Sullivan Rouaud directeur de Mangetsu

Comment vas-tu dans cette période particulièrement intense pour toi ?

Comme pour un lancement de collection. Depuis HiComics, j’avais oublié cette sensation et là c’est encore plus fort car il s’agit d’un secteur hyper actif. Avec Mangetsu, tout est nouveau : l’équipe, les prestataires, les procédures, le format et la manière de travailler avec des étapes différentes. En attendant un assistant, je suis un peu tout seul pour chapeauter tous les différents aspects, même si Blackstudio aide aussi énormément en qualité de prestataire principal (la préparation de copies, le lettrage notamment, de mon côté aussi la presse, le marketing, le commercial, la comptabilité, les droits d’auteur, le juridique…). J’ai énormément de travail sur tous les plans et beaucoup de sollicitations. Mais la bonne nouvelle c’est qu’on bosse avec des YouTubeurs et des magazines comme So Foot, ce que l’on n’aurait difficilement pu faire pour HiComics. Bien sûr, il reste une incertitude sanitaire mais en même temps on est hyper fier du travail accompli.

En tant qu’éditeur d’un art japonais quel est ton rapport avec ce pays ?

> _DONNÉES FOURNIES_:
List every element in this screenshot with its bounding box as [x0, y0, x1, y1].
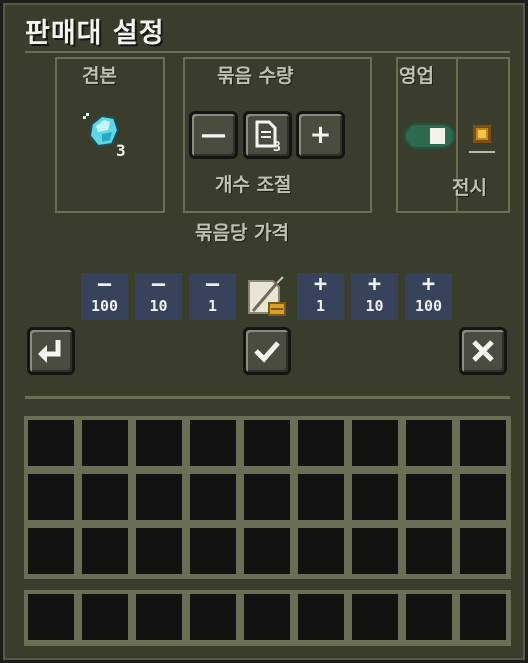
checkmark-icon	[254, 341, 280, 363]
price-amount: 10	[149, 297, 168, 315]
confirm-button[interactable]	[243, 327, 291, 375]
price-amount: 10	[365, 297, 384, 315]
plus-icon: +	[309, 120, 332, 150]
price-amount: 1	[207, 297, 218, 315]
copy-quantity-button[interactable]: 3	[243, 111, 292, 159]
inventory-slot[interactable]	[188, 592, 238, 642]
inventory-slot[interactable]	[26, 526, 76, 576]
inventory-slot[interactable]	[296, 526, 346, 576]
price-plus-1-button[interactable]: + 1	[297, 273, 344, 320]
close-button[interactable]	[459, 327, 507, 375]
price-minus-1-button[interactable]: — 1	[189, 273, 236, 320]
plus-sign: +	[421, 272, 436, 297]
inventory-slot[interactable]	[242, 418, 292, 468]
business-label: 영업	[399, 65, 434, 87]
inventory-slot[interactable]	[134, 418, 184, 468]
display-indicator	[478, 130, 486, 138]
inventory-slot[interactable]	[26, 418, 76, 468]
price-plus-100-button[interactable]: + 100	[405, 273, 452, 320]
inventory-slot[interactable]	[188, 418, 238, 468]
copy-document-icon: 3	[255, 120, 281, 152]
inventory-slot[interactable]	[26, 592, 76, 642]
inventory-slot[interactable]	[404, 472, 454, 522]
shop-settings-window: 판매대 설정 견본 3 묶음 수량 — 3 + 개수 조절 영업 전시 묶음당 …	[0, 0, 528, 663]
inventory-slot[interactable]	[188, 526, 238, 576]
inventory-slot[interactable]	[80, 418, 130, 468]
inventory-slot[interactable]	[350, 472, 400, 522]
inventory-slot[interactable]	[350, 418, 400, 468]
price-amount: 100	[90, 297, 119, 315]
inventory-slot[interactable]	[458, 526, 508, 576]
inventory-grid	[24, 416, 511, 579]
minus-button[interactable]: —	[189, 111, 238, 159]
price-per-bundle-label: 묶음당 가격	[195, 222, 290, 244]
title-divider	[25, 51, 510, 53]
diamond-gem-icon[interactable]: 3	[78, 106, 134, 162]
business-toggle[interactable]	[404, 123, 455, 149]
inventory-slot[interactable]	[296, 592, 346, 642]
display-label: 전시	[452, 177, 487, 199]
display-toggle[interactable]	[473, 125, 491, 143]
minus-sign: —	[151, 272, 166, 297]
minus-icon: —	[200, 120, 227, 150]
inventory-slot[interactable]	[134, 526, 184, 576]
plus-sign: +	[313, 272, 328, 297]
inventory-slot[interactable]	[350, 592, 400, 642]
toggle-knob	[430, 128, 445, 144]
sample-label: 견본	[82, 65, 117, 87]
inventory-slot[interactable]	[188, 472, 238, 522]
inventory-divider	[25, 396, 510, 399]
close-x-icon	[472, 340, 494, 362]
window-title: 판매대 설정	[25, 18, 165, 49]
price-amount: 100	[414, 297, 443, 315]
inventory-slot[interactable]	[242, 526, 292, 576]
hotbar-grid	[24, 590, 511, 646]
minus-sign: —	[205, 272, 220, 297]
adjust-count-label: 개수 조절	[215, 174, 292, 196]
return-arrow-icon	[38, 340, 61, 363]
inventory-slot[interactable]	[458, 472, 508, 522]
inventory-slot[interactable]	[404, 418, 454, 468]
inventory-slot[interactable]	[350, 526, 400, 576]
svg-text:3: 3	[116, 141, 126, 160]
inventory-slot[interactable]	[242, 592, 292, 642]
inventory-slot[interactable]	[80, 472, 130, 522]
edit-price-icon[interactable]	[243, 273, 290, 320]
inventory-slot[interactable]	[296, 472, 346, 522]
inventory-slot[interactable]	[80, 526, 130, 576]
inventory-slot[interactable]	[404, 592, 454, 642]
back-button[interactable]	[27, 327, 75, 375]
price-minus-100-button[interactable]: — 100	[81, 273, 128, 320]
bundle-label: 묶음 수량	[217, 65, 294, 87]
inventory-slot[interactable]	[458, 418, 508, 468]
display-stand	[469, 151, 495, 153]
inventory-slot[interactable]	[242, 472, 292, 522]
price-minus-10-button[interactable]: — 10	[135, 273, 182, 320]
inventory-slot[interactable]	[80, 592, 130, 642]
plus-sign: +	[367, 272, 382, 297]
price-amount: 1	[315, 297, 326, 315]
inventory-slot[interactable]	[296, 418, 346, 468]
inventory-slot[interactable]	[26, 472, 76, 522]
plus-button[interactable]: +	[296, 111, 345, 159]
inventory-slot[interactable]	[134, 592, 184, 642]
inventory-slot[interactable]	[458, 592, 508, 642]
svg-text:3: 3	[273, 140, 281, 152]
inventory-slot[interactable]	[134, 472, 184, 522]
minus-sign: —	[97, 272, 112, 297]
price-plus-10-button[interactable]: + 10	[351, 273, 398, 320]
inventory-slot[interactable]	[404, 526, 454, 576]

* * *

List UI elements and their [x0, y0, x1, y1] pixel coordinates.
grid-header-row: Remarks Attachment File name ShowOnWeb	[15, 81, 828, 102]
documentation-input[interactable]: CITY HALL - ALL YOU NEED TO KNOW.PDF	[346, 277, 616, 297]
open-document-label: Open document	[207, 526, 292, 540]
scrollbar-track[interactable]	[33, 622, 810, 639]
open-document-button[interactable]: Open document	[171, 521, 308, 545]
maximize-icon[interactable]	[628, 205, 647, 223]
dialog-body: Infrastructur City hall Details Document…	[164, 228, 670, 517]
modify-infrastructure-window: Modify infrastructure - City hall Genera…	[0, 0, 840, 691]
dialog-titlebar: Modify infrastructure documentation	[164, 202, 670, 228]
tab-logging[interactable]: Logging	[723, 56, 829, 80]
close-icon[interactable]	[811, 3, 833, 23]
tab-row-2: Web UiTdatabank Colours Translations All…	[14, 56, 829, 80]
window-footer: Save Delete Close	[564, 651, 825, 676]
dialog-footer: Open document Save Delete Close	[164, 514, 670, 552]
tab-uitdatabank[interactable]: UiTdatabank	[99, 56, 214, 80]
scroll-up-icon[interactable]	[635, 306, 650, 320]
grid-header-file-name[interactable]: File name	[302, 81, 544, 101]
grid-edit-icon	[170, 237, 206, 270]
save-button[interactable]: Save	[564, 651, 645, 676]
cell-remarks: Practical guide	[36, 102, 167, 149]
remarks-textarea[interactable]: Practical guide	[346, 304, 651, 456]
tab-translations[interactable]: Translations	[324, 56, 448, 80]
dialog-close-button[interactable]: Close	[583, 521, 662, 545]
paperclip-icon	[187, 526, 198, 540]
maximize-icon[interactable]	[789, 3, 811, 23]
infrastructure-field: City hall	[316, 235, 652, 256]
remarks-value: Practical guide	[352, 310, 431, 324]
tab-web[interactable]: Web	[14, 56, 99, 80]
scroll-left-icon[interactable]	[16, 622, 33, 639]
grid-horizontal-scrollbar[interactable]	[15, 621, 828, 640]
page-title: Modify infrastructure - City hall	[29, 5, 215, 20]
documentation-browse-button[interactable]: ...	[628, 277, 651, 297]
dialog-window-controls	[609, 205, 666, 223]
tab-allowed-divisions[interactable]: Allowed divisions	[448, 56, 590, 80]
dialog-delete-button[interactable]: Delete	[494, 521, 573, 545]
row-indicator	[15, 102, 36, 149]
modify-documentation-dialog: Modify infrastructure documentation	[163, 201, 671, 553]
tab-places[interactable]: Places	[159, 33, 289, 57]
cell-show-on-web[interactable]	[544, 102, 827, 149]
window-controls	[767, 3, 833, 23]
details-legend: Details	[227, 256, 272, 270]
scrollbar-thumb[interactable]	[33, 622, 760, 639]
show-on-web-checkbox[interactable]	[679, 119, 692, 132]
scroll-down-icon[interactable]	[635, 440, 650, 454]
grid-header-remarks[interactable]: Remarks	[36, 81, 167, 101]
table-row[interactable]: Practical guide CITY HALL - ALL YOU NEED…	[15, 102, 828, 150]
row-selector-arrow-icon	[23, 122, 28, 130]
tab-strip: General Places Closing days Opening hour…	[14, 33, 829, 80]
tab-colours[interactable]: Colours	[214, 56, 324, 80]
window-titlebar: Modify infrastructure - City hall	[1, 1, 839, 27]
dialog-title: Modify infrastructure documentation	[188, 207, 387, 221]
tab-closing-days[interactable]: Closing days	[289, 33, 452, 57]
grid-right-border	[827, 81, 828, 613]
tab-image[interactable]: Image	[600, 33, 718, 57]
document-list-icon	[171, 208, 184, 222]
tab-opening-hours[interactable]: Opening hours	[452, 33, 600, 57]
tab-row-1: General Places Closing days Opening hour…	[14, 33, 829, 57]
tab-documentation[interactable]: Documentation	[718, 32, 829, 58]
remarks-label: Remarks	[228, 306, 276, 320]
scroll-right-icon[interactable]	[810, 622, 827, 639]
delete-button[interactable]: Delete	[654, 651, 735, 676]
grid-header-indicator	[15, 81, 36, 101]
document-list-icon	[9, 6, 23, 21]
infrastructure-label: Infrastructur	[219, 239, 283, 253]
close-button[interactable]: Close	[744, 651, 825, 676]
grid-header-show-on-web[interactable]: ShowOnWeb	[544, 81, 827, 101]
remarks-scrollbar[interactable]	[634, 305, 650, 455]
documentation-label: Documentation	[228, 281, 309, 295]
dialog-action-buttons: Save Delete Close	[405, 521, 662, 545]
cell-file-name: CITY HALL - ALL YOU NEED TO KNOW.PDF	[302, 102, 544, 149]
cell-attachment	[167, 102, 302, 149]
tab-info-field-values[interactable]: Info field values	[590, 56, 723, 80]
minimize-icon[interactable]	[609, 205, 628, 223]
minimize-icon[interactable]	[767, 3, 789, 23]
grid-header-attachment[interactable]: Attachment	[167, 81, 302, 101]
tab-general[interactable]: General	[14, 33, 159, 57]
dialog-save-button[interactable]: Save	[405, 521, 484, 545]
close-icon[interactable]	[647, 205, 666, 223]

> _VOTRE OBJECTIF_: Pouvez-vous reproduire l'extrait de l'entretien avec le directeur de Mangetsu en entier, sans rien y changer ? Le matériel n'a aucun lien avec l'extrait.

> _SOLUTION PROPOSÉE_:
Sullivan Rouaud directeur de Mangetsu

Comment vas-tu dans cette période particulièrement intense pour toi ?

Comme pour un lancement de collection. Depuis HiComics, j’avais oublié cette sensation et là c’est encore plus fort car il s’agit d’un secteur hyper actif. Avec Mangetsu, tout est nouveau : l’équipe, les prestataires, les procédures, le format et la manière de travailler avec des étapes différentes. En attendant un assistant, je suis un peu tout seul pour chapeauter tous les différents aspects, même si Blackstudio aide aussi énormément en qualité de prestataire principal (la préparation de copies, le lettrage notamment, de mon côté aussi la presse, le marketing, le commercial, la comptabilité, les droits d’auteur, le juridique…). J’ai énormément de travail sur tous les plans et beaucoup de sollicitations. Mais la bonne nouvelle c’est qu’on bosse avec des YouTubeurs et des magazines comme So Foot, ce que l’on n’aurait difficilement pu faire pour HiComics. Bien sûr, il reste une incertitude sanitaire mais en même temps on est hyper fier du travail accompli.

En tant qu’éditeur d’un art japonais quel est ton rapport avec ce pays ?